List every person mentioned by name in the passage below on determining longitude.

DOCUMENT SECTION:
----
Ingenuity was never lacking - a few quotes from
https://archive.org/details/GreenwichTime - well researched and still
available in a later edition - includes many incidents which I found
humorous - the first ilustrating that TWTT long predated Cs clocks:

""Difference of longitude can be determined astronomically or geodesically (by
trigonometrical-survey methods) or, as we have seen, by the transport of
chronometers. One of the earliest examples of the use of this last method took
place during the geodetic operation to connect Paris and Greenwich
Observatories in 1784-8, instigated by Cassini de Thury and conducted on the
English side of the Channel by Major-General William Roy, FRS. In September
1785 Maskelyne sent his assistant Joseph Lindley by post-chaise and
cross-channel packet to Paris and back carrying eight of John Arnold's
chronometers, yielding a difference of longitude of 9 minutes 19.8 seconds,
only about a second too small and agreeing well with the existing astronomical
determinations and the geodetic result. 1 In 1825 a series of rockets was used
by John Herschel and Col. Sabine to connect Paris and Greenwich. The
chronometer method continued to be used for longitude determination of
observatories until the coming of the electric telegraph. For example, in 1843
more than sixty chronometers were sent sixteen times backwards and forwards
between Altona near Hamburg and Pulkowa near today's Leningrad, and the
following year forty chronometers went the same number of times between Altona
and Greenwich. Chronometers were sent across the Atlantic many times to
determine the longitude difference between Harvard and Liverpool Observatories,
from which the difference of longitude between Harvard and Greenwich was
accurately determined. In 1844 the longitude of Valentia Island and the west
coast of Ireland was found in this way, under Airy's superintendence."
----
SUPPLIED DATA:
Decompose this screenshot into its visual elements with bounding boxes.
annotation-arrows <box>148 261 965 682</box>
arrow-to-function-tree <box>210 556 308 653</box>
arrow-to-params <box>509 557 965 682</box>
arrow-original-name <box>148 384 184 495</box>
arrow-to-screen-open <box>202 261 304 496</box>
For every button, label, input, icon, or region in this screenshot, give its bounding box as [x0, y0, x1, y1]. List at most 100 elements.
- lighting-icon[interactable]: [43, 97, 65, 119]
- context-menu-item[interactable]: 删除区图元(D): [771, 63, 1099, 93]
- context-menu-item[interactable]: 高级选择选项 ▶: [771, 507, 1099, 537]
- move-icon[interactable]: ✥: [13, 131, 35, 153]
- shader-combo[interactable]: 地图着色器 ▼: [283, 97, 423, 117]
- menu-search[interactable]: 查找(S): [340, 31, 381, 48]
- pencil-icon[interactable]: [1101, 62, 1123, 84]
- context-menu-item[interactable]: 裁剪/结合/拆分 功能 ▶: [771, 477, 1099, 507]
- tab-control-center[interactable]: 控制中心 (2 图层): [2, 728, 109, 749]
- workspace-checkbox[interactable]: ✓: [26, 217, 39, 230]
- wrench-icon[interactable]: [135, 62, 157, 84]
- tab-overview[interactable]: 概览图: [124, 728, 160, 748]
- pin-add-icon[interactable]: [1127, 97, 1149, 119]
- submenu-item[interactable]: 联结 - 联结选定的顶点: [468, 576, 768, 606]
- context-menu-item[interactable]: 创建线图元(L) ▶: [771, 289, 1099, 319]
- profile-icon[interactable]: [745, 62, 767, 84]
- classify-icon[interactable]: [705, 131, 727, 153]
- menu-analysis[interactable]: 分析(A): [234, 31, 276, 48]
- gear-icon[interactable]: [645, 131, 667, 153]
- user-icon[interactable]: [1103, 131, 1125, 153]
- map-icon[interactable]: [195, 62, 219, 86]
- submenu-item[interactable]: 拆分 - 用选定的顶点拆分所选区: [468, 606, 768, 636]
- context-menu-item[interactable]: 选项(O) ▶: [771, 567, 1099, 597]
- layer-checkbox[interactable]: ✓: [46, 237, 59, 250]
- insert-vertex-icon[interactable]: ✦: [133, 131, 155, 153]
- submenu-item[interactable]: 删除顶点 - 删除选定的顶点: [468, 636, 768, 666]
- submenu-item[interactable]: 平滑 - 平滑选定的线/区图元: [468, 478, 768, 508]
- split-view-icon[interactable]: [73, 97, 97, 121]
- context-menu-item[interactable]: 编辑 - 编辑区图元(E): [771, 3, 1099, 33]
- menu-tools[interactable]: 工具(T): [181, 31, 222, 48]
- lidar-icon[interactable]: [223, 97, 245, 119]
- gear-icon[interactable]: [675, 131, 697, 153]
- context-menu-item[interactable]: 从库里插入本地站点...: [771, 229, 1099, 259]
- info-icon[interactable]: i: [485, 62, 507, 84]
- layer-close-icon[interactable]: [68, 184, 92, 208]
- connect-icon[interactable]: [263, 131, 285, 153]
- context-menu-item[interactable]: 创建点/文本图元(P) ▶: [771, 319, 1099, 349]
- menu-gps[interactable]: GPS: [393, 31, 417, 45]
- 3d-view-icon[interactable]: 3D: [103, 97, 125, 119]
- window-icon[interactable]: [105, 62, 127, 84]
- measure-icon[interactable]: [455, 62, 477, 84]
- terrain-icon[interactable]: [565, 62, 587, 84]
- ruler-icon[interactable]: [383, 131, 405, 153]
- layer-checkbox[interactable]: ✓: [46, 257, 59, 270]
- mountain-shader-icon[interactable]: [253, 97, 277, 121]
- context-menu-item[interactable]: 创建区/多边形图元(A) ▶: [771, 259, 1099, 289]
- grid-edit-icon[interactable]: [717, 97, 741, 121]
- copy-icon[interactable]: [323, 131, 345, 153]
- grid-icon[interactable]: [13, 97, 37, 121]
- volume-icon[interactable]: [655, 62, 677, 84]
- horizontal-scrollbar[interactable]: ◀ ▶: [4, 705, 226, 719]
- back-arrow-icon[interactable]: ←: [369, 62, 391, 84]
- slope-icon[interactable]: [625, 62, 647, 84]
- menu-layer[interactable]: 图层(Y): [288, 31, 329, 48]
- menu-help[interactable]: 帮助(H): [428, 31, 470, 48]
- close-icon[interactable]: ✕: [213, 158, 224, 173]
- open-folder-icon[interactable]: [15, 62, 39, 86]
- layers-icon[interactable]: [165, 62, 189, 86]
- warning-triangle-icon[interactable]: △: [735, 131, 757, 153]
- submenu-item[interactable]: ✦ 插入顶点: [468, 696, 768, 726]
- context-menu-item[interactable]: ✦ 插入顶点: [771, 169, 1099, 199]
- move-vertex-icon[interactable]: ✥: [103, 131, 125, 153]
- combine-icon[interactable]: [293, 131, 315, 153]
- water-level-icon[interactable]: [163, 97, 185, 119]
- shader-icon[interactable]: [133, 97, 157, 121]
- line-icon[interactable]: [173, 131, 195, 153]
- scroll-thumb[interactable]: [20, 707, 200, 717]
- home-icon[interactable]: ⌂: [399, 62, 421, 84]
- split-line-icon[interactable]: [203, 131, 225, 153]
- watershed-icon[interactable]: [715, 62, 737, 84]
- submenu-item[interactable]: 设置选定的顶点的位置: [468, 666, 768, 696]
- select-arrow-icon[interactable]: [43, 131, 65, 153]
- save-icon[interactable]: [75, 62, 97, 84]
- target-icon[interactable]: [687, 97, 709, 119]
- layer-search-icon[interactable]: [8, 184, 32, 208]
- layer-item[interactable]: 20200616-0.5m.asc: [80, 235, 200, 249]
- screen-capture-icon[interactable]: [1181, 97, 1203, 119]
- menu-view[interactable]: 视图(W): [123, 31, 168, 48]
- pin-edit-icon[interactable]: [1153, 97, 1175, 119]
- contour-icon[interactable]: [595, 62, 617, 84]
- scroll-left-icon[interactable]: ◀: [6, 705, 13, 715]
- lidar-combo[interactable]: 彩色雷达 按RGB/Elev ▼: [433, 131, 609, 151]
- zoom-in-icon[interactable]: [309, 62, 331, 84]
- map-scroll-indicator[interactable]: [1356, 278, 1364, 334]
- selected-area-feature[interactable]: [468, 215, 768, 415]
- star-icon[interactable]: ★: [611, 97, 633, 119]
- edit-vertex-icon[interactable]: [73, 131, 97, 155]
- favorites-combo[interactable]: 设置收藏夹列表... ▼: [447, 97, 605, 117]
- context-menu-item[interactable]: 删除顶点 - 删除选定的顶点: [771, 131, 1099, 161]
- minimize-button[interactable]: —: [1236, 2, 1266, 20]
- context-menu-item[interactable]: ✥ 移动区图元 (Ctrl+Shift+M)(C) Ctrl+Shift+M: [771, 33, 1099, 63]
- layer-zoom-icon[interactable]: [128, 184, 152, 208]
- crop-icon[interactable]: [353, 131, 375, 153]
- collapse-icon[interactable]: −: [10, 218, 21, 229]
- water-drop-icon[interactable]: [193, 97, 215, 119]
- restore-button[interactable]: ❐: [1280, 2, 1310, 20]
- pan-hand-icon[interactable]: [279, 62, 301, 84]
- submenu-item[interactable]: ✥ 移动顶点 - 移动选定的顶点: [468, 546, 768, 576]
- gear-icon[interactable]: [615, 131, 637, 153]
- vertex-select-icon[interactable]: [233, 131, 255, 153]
----
SOLUTION FOR THIS TASK: Cassini de Thury, Major-General William Roy, Maskelyne, Joseph Lindley, John Arnold, John Herschel, Col. Sabine, Airy